§ 수행할 작업
아래 목록 전체에서 "comment-meta"을(를) "comment-footer"(으)로 치환하고 나머지는 모두 그대로 둔 채 다시 적으십시오. 그림은 답에 넣지 마십시오.

§ 제공된 목록

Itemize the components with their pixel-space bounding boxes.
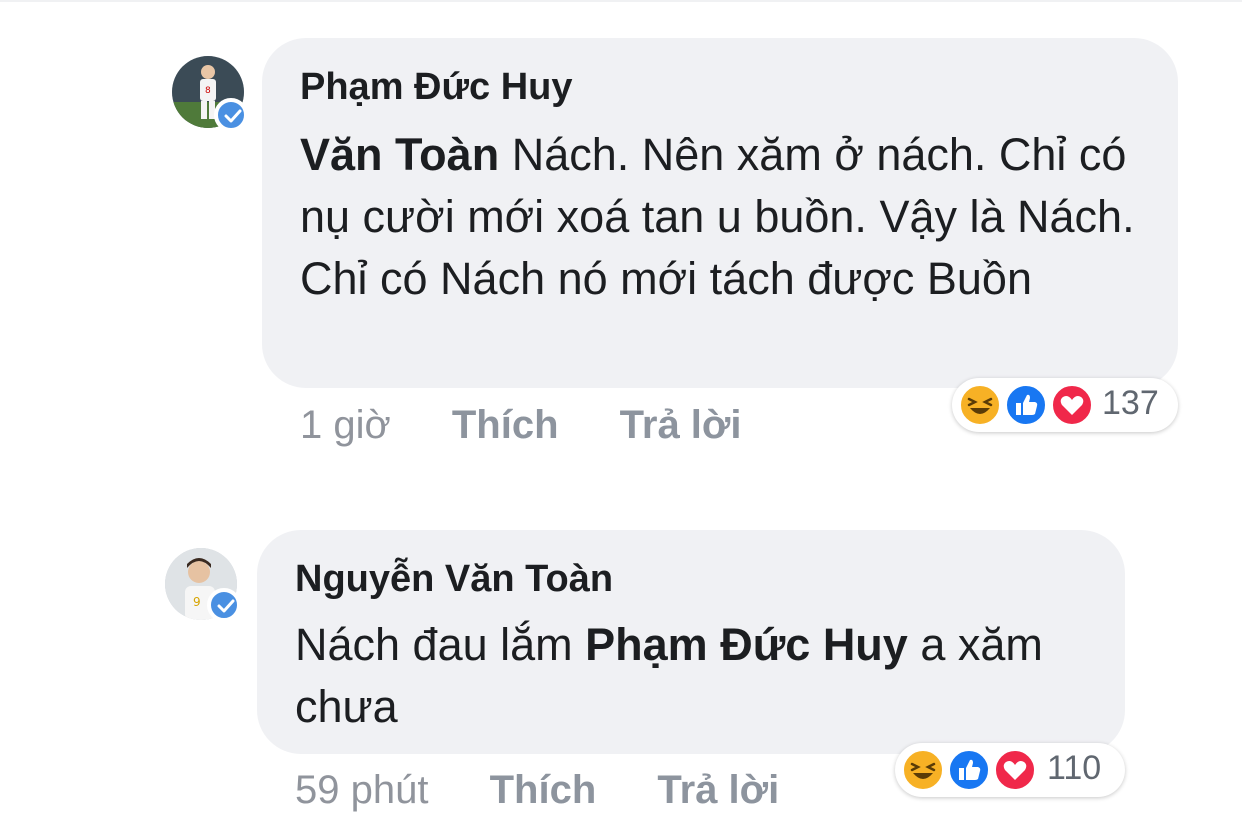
comment-timestamp[interactable]: 59 phút bbox=[295, 768, 428, 812]
like-icon bbox=[1004, 383, 1048, 427]
love-icon bbox=[1050, 383, 1094, 427]
comment-author[interactable]: Nguyễn Văn Toàn bbox=[295, 558, 613, 601]
like-button[interactable]: Thích bbox=[452, 403, 559, 447]
verified-badge-icon bbox=[214, 98, 248, 132]
comment-bubble: Nguyễn Văn Toàn Nách đau lắm Phạm Đức Hu… bbox=[257, 530, 1125, 754]
haha-icon bbox=[901, 748, 945, 792]
reply-button[interactable]: Trả lời bbox=[657, 768, 779, 812]
comment-text-start: Nách đau lắm bbox=[295, 619, 586, 670]
verified-badge-icon bbox=[207, 588, 241, 622]
like-button[interactable]: Thích bbox=[490, 768, 597, 812]
reply-button[interactable]: Trả lời bbox=[620, 403, 742, 447]
haha-icon bbox=[958, 383, 1002, 427]
svg-text:9: 9 bbox=[193, 595, 201, 609]
mention-link[interactable]: Văn Toàn bbox=[300, 129, 499, 180]
reaction-count: 137 bbox=[1102, 384, 1159, 422]
mention-link[interactable]: Phạm Đức Huy bbox=[585, 619, 908, 670]
like-icon bbox=[947, 748, 991, 792]
reactions-summary[interactable]: 137 bbox=[952, 378, 1178, 432]
reactions-summary[interactable]: 110 bbox=[895, 743, 1125, 797]
comment-meta: 1 giờ Thích Trả lời bbox=[300, 403, 741, 448]
comment-text: Nách đau lắm Phạm Đức Huy a xăm chưa bbox=[295, 614, 1095, 738]
svg-text:8: 8 bbox=[205, 86, 211, 96]
top-divider bbox=[0, 0, 1242, 2]
comment-meta: 59 phút Thích Trả lời bbox=[295, 768, 779, 813]
comment-timestamp[interactable]: 1 giờ bbox=[300, 403, 391, 447]
love-icon bbox=[993, 748, 1037, 792]
comment-bubble: Phạm Đức Huy Văn Toàn Nách. Nên xăm ở ná… bbox=[262, 38, 1178, 388]
comment-author[interactable]: Phạm Đức Huy bbox=[300, 66, 572, 109]
reaction-count: 110 bbox=[1047, 749, 1102, 787]
comment-text: Văn Toàn Nách. Nên xăm ở nách. Chỉ có nụ… bbox=[300, 124, 1150, 310]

§ 작업 답안
Itemize the components with their pixel-space bounding boxes.
comment-timestamp[interactable]: 59 phút bbox=[295, 768, 428, 812]
like-icon bbox=[1004, 383, 1048, 427]
love-icon bbox=[1050, 383, 1094, 427]
comment-author[interactable]: Nguyễn Văn Toàn bbox=[295, 558, 613, 601]
like-button[interactable]: Thích bbox=[452, 403, 559, 447]
verified-badge-icon bbox=[214, 98, 248, 132]
comment-bubble: Nguyễn Văn Toàn Nách đau lắm Phạm Đức Hu… bbox=[257, 530, 1125, 754]
haha-icon bbox=[901, 748, 945, 792]
reply-button[interactable]: Trả lời bbox=[657, 768, 779, 812]
comment-text-start: Nách đau lắm bbox=[295, 619, 586, 670]
verified-badge-icon bbox=[207, 588, 241, 622]
like-button[interactable]: Thích bbox=[490, 768, 597, 812]
reply-button[interactable]: Trả lời bbox=[620, 403, 742, 447]
haha-icon bbox=[958, 383, 1002, 427]
svg-text:9: 9 bbox=[193, 595, 201, 609]
mention-link[interactable]: Văn Toàn bbox=[300, 129, 499, 180]
reaction-count: 137 bbox=[1102, 384, 1159, 422]
mention-link[interactable]: Phạm Đức Huy bbox=[585, 619, 908, 670]
like-icon bbox=[947, 748, 991, 792]
reactions-summary[interactable]: 137 bbox=[952, 378, 1178, 432]
reactions-summary[interactable]: 110 bbox=[895, 743, 1125, 797]
comment-footer: 1 giờ Thích Trả lời bbox=[300, 403, 741, 448]
comment-text: Nách đau lắm Phạm Đức Huy a xăm chưa bbox=[295, 614, 1095, 738]
svg-text:8: 8 bbox=[205, 86, 211, 96]
top-divider bbox=[0, 0, 1242, 2]
comment-footer: 59 phút Thích Trả lời bbox=[295, 768, 779, 813]
comment-timestamp[interactable]: 1 giờ bbox=[300, 403, 391, 447]
love-icon bbox=[993, 748, 1037, 792]
comment-bubble: Phạm Đức Huy Văn Toàn Nách. Nên xăm ở ná… bbox=[262, 38, 1178, 388]
comment-author[interactable]: Phạm Đức Huy bbox=[300, 66, 572, 109]
reaction-count: 110 bbox=[1047, 749, 1102, 787]
comment-text: Văn Toàn Nách. Nên xăm ở nách. Chỉ có nụ… bbox=[300, 124, 1150, 310]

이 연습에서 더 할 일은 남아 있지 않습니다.